START Data in this exercise
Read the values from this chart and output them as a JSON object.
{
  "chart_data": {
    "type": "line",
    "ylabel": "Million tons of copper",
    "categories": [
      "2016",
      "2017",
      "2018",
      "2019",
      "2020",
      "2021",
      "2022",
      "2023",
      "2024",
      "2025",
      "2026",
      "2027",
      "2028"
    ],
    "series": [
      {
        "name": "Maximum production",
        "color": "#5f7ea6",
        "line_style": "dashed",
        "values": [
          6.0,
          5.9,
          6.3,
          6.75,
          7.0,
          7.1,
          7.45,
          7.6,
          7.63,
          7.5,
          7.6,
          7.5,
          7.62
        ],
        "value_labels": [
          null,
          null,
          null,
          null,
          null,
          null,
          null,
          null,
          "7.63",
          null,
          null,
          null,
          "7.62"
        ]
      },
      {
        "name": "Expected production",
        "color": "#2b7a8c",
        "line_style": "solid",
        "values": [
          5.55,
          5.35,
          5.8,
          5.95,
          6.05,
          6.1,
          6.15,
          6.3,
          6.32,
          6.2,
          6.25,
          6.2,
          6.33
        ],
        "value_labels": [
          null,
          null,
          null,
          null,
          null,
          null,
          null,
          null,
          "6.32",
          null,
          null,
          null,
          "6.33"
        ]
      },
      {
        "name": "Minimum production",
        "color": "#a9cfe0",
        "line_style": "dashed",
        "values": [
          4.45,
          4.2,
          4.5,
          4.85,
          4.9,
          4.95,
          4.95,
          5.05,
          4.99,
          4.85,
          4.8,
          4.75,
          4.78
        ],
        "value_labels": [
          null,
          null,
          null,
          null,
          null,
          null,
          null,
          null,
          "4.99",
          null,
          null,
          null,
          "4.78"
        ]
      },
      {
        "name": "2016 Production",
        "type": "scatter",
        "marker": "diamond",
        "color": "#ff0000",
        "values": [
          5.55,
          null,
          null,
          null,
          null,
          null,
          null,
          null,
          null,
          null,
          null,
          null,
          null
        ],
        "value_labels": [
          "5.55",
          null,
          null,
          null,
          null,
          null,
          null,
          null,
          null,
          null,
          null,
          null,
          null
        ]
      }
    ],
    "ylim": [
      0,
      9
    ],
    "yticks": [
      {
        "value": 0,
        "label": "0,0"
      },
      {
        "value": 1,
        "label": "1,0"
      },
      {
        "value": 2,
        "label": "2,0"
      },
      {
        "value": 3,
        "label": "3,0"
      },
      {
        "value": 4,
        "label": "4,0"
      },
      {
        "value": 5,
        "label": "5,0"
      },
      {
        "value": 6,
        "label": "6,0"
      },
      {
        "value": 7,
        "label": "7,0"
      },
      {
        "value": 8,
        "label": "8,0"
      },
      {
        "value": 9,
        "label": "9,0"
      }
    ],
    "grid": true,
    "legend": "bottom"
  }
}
END Data in this exercise
### Your instructions
Write the data from above out again, exactly.

### Task result
Read the values from this chart and output them as a JSON object.
{
  "chart_data": {
    "type": "line",
    "ylabel": "Million tons of copper",
    "categories": [
      "2016",
      "2017",
      "2018",
      "2019",
      "2020",
      "2021",
      "2022",
      "2023",
      "2024",
      "2025",
      "2026",
      "2027",
      "2028"
    ],
    "series": [
      {
        "name": "Maximum production",
        "color": "#5f7ea6",
        "line_style": "dashed",
        "values": [
          6.0,
          5.9,
          6.3,
          6.75,
          7.0,
          7.1,
          7.45,
          7.6,
          7.63,
          7.5,
          7.6,
          7.5,
          7.62
        ],
        "value_labels": [
          null,
          null,
          null,
          null,
          null,
          null,
          null,
          null,
          "7.63",
          null,
          null,
          null,
          "7.62"
        ]
      },
      {
        "name": "Expected production",
        "color": "#2b7a8c",
        "line_style": "solid",
        "values": [
          5.55,
          5.35,
          5.8,
          5.95,
          6.05,
          6.1,
          6.15,
          6.3,
          6.32,
          6.2,
          6.25,
          6.2,
          6.33
        ],
        "value_labels": [
          null,
          null,
          null,
          null,
          null,
          null,
          null,
          null,
          "6.32",
          null,
          null,
          null,
          "6.33"
        ]
      },
      {
        "name": "Minimum production",
        "color": "#a9cfe0",
        "line_style": "dashed",
        "values": [
          4.45,
          4.2,
          4.5,
          4.85,
          4.9,
          4.95,
          4.95,
          5.05,
          4.99,
          4.85,
          4.8,
          4.75,
          4.78
        ],
        "value_labels": [
          null,
          null,
          null,
          null,
          null,
          null,
          null,
          null,
          "4.99",
          null,
          null,
          null,
          "4.78"
        ]
      },
      {
        "name": "2016 Production",
        "type": "scatter",
        "marker": "diamond",
        "color": "#ff0000",
        "values": [
          5.55,
          null,
          null,
          null,
          null,
          null,
          null,
          null,
          null,
          null,
          null,
          null,
          null
        ],
        "value_labels": [
          "5.55",
          null,
          null,
          null,
          null,
          null,
          null,
          null,
          null,
          null,
          null,
          null,
          null
        ]
      }
    ],
    "ylim": [
      0,
      9
    ],
    "yticks": [
      {
        "value": 0,
        "label": "0,0"
      },
      {
        "value": 1,
        "label": "1,0"
      },
      {
        "value": 2,
        "label": "2,0"
      },
      {
        "value": 3,
        "label": "3,0"
      },
      {
        "value": 4,
        "label": "4,0"
      },
      {
        "value": 5,
        "label": "5,0"
      },
      {
        "value": 6,
        "label": "6,0"
      },
      {
        "value": 7,
        "label": "7,0"
      },
      {
        "value": 8,
        "label": "8,0"
      },
      {
        "value": 9,
        "label": "9,0"
      }
    ],
    "grid": true,
    "legend": "bottom"
  }
}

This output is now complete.